> _Information supplied_:
════════════════

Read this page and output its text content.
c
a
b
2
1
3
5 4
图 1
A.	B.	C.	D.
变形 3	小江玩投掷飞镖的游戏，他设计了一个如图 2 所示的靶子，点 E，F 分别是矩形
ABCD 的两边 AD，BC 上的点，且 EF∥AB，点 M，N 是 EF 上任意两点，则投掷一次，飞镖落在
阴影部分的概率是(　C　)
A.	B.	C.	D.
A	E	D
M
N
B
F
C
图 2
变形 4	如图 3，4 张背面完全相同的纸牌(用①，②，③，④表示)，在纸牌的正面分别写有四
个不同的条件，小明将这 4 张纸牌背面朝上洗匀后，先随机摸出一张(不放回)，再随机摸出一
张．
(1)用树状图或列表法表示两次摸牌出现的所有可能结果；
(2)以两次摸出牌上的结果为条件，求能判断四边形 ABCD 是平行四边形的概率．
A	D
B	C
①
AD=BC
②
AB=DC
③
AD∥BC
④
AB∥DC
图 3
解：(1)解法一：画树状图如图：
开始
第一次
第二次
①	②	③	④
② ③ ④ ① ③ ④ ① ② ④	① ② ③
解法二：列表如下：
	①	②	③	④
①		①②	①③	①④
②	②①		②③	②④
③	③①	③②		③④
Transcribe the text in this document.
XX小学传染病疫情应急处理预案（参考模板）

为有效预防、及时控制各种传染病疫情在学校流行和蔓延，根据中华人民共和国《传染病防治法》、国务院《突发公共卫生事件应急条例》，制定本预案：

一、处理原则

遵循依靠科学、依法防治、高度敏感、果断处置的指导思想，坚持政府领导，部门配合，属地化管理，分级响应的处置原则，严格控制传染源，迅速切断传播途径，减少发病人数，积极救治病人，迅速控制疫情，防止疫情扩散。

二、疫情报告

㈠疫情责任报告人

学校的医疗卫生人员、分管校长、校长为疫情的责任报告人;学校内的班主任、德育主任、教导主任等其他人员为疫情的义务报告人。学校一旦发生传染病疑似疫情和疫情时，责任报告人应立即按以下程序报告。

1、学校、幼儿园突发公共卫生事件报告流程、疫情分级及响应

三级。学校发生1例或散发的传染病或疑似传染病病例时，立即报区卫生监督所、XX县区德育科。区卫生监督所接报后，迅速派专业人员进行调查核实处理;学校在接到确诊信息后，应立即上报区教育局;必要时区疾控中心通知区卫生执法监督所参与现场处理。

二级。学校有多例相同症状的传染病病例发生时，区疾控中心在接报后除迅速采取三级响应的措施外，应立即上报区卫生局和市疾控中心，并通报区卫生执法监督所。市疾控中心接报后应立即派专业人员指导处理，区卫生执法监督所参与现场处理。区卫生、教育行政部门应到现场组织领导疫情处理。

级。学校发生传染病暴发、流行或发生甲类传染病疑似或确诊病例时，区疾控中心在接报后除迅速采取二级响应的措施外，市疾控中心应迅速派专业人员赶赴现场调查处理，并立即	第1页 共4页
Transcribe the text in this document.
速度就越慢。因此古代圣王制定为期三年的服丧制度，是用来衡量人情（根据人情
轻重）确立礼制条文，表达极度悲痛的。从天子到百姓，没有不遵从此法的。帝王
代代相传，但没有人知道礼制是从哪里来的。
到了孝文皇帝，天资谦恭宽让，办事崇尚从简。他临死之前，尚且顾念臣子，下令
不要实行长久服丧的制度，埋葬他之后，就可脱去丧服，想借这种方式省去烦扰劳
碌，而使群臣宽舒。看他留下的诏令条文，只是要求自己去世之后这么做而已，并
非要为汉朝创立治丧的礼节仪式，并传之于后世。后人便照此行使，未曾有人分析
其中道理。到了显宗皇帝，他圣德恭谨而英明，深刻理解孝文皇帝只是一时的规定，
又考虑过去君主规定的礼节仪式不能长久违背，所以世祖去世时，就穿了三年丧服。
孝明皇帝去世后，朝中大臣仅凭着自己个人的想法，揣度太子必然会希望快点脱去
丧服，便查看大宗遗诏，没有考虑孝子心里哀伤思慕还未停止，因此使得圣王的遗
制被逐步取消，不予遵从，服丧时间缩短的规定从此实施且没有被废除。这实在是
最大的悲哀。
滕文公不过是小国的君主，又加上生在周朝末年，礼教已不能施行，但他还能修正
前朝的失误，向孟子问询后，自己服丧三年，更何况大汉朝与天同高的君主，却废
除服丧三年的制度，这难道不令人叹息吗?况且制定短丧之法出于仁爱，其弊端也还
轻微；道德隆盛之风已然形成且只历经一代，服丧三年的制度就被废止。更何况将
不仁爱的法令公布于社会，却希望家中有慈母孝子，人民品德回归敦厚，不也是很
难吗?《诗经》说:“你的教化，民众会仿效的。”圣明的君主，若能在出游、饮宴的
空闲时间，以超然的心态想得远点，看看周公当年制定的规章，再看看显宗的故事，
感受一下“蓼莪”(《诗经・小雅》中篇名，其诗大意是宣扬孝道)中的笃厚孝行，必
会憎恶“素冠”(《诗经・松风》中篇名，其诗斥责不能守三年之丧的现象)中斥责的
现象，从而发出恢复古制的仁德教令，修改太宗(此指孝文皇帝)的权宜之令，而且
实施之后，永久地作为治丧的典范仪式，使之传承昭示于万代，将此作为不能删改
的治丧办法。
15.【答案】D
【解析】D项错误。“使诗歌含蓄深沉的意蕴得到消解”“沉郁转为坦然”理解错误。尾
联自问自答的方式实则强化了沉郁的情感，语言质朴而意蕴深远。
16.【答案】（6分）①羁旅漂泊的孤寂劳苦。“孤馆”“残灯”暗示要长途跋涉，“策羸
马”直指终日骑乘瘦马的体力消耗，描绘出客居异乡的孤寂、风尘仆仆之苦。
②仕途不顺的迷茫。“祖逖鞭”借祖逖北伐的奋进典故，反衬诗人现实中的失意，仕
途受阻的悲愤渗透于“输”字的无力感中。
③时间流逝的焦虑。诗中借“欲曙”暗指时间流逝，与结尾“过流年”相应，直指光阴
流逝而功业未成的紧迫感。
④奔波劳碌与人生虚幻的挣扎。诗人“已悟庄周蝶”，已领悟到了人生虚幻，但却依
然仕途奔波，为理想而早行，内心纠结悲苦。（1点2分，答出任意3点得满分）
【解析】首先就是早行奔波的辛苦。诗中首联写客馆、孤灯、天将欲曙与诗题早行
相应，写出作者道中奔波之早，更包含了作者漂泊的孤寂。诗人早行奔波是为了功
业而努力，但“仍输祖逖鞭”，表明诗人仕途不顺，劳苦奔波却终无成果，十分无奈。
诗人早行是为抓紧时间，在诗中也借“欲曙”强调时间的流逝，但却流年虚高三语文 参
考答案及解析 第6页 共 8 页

════════════════

> _Given instruction_:
Return the full listing, character for character.

> _Final answer_:
Read this page and output its text content.
c
a
b
2
1
3
5 4
图 1
A.	B.	C.	D.
变形 3	小江玩投掷飞镖的游戏，他设计了一个如图 2 所示的靶子，点 E，F 分别是矩形
ABCD 的两边 AD，BC 上的点，且 EF∥AB，点 M，N 是 EF 上任意两点，则投掷一次，飞镖落在
阴影部分的概率是(　C　)
A.	B.	C.	D.
A	E	D
M
N
B
F
C
图 2
变形 4	如图 3，4 张背面完全相同的纸牌(用①，②，③，④表示)，在纸牌的正面分别写有四
个不同的条件，小明将这 4 张纸牌背面朝上洗匀后，先随机摸出一张(不放回)，再随机摸出一
张．
(1)用树状图或列表法表示两次摸牌出现的所有可能结果；
(2)以两次摸出牌上的结果为条件，求能判断四边形 ABCD 是平行四边形的概率．
A	D
B	C
①
AD=BC
②
AB=DC
③
AD∥BC
④
AB∥DC
图 3
解：(1)解法一：画树状图如图：
开始
第一次
第二次
①	②	③	④
② ③ ④ ① ③ ④ ① ② ④	① ② ③
解法二：列表如下：
	①	②	③	④
①		①②	①③	①④
②	②①		②③	②④
③	③①	③②		③④
Transcribe the text in this document.
XX小学传染病疫情应急处理预案（参考模板）

为有效预防、及时控制各种传染病疫情在学校流行和蔓延，根据中华人民共和国《传染病防治法》、国务院《突发公共卫生事件应急条例》，制定本预案：

一、处理原则

遵循依靠科学、依法防治、高度敏感、果断处置的指导思想，坚持政府领导，部门配合，属地化管理，分级响应的处置原则，严格控制传染源，迅速切断传播途径，减少发病人数，积极救治病人，迅速控制疫情，防止疫情扩散。

二、疫情报告

㈠疫情责任报告人

学校的医疗卫生人员、分管校长、校长为疫情的责任报告人;学校内的班主任、德育主任、教导主任等其他人员为疫情的义务报告人。学校一旦发生传染病疑似疫情和疫情时，责任报告人应立即按以下程序报告。

1、学校、幼儿园突发公共卫生事件报告流程、疫情分级及响应

三级。学校发生1例或散发的传染病或疑似传染病病例时，立即报区卫生监督所、XX县区德育科。区卫生监督所接报后，迅速派专业人员进行调查核实处理;学校在接到确诊信息后，应立即上报区教育局;必要时区疾控中心通知区卫生执法监督所参与现场处理。

二级。学校有多例相同症状的传染病病例发生时，区疾控中心在接报后除迅速采取三级响应的措施外，应立即上报区卫生局和市疾控中心，并通报区卫生执法监督所。市疾控中心接报后应立即派专业人员指导处理，区卫生执法监督所参与现场处理。区卫生、教育行政部门应到现场组织领导疫情处理。

级。学校发生传染病暴发、流行或发生甲类传染病疑似或确诊病例时，区疾控中心在接报后除迅速采取二级响应的措施外，市疾控中心应迅速派专业人员赶赴现场调查处理，并立即	第1页 共4页
Transcribe the text in this document.
速度就越慢。因此古代圣王制定为期三年的服丧制度，是用来衡量人情（根据人情
轻重）确立礼制条文，表达极度悲痛的。从天子到百姓，没有不遵从此法的。帝王
代代相传，但没有人知道礼制是从哪里来的。
到了孝文皇帝，天资谦恭宽让，办事崇尚从简。他临死之前，尚且顾念臣子，下令
不要实行长久服丧的制度，埋葬他之后，就可脱去丧服，想借这种方式省去烦扰劳
碌，而使群臣宽舒。看他留下的诏令条文，只是要求自己去世之后这么做而已，并
非要为汉朝创立治丧的礼节仪式，并传之于后世。后人便照此行使，未曾有人分析
其中道理。到了显宗皇帝，他圣德恭谨而英明，深刻理解孝文皇帝只是一时的规定，
又考虑过去君主规定的礼节仪式不能长久违背，所以世祖去世时，就穿了三年丧服。
孝明皇帝去世后，朝中大臣仅凭着自己个人的想法，揣度太子必然会希望快点脱去
丧服，便查看大宗遗诏，没有考虑孝子心里哀伤思慕还未停止，因此使得圣王的遗
制被逐步取消，不予遵从，服丧时间缩短的规定从此实施且没有被废除。这实在是
最大的悲哀。
滕文公不过是小国的君主，又加上生在周朝末年，礼教已不能施行，但他还能修正
前朝的失误，向孟子问询后，自己服丧三年，更何况大汉朝与天同高的君主，却废
除服丧三年的制度，这难道不令人叹息吗?况且制定短丧之法出于仁爱，其弊端也还
轻微；道德隆盛之风已然形成且只历经一代，服丧三年的制度就被废止。更何况将
不仁爱的法令公布于社会，却希望家中有慈母孝子，人民品德回归敦厚，不也是很
难吗?《诗经》说:“你的教化，民众会仿效的。”圣明的君主，若能在出游、饮宴的
空闲时间，以超然的心态想得远点，看看周公当年制定的规章，再看看显宗的故事，
感受一下“蓼莪”(《诗经・小雅》中篇名，其诗大意是宣扬孝道)中的笃厚孝行，必
会憎恶“素冠”(《诗经・松风》中篇名，其诗斥责不能守三年之丧的现象)中斥责的
现象，从而发出恢复古制的仁德教令，修改太宗(此指孝文皇帝)的权宜之令，而且
实施之后，永久地作为治丧的典范仪式，使之传承昭示于万代，将此作为不能删改
的治丧办法。
15.【答案】D
【解析】D项错误。“使诗歌含蓄深沉的意蕴得到消解”“沉郁转为坦然”理解错误。尾
联自问自答的方式实则强化了沉郁的情感，语言质朴而意蕴深远。
16.【答案】（6分）①羁旅漂泊的孤寂劳苦。“孤馆”“残灯”暗示要长途跋涉，“策羸
马”直指终日骑乘瘦马的体力消耗，描绘出客居异乡的孤寂、风尘仆仆之苦。
②仕途不顺的迷茫。“祖逖鞭”借祖逖北伐的奋进典故，反衬诗人现实中的失意，仕
途受阻的悲愤渗透于“输”字的无力感中。
③时间流逝的焦虑。诗中借“欲曙”暗指时间流逝，与结尾“过流年”相应，直指光阴
流逝而功业未成的紧迫感。
④奔波劳碌与人生虚幻的挣扎。诗人“已悟庄周蝶”，已领悟到了人生虚幻，但却依
然仕途奔波，为理想而早行，内心纠结悲苦。（1点2分，答出任意3点得满分）
【解析】首先就是早行奔波的辛苦。诗中首联写客馆、孤灯、天将欲曙与诗题早行
相应，写出作者道中奔波之早，更包含了作者漂泊的孤寂。诗人早行奔波是为了功
业而努力，但“仍输祖逖鞭”，表明诗人仕途不顺，劳苦奔波却终无成果，十分无奈。
诗人早行是为抓紧时间，在诗中也借“欲曙”强调时间的流逝，但却流年虚高三语文 参
考答案及解析 第6页 共 8 页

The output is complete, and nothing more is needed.